--- Material ---
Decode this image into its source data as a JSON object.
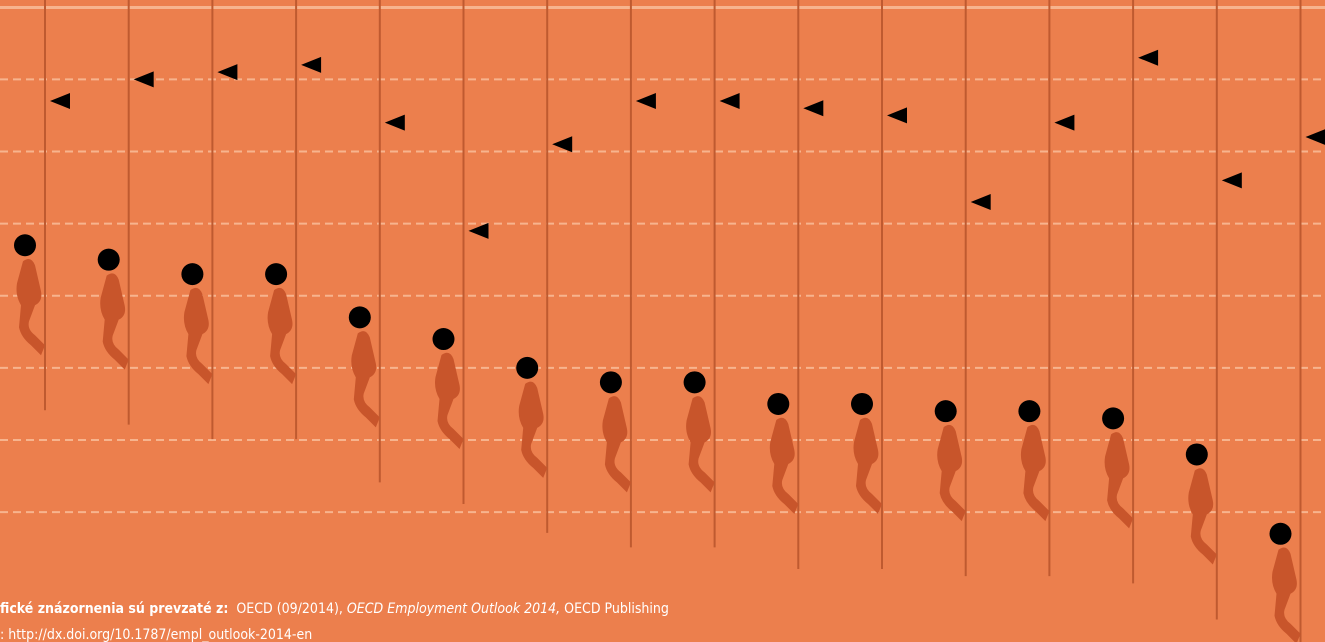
{
  "chart_data": {
    "type": "rope",
    "categories": [
      null,
      null,
      null,
      null,
      null,
      null,
      null,
      null,
      null,
      null,
      null,
      null,
      null,
      null,
      null,
      null
    ],
    "ylim": [
      -1.8,
      7.1
    ],
    "yticks": [
      0,
      1,
      2,
      3,
      4,
      5,
      6
    ],
    "grid": true,
    "background": "#ec7f4d",
    "grid_color": "#f7b48e",
    "rope_color": "#bf5a30",
    "figure_color": "#c8552b",
    "series": [
      {
        "marker": "circle",
        "color": "#000000",
        "values": [
          3.7,
          3.5,
          3.3,
          3.3,
          2.7,
          2.4,
          2.0,
          1.8,
          1.8,
          1.5,
          1.5,
          1.4,
          1.4,
          1.3,
          0.8,
          -0.3
        ]
      },
      {
        "marker": "flag",
        "color": "#000000",
        "values": [
          5.7,
          6.0,
          6.1,
          6.2,
          5.4,
          3.9,
          5.1,
          5.7,
          5.7,
          5.6,
          5.5,
          4.3,
          5.4,
          6.3,
          4.6,
          5.2
        ]
      }
    ]
  },
  "source": {
    "label": "fické znázornenia sú prevzaté z:",
    "text1": "OECD (09/2014),",
    "title": "OECD Employment Outlook 2014,",
    "text2": "OECD Publishing",
    "link": ": http://dx.doi.org/10.1787/empl_outlook-2014-en"
  }
}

--- Short problem ---
Tally the lines in the listing that hold "source" and report the number alone.

--- Correct output ---
2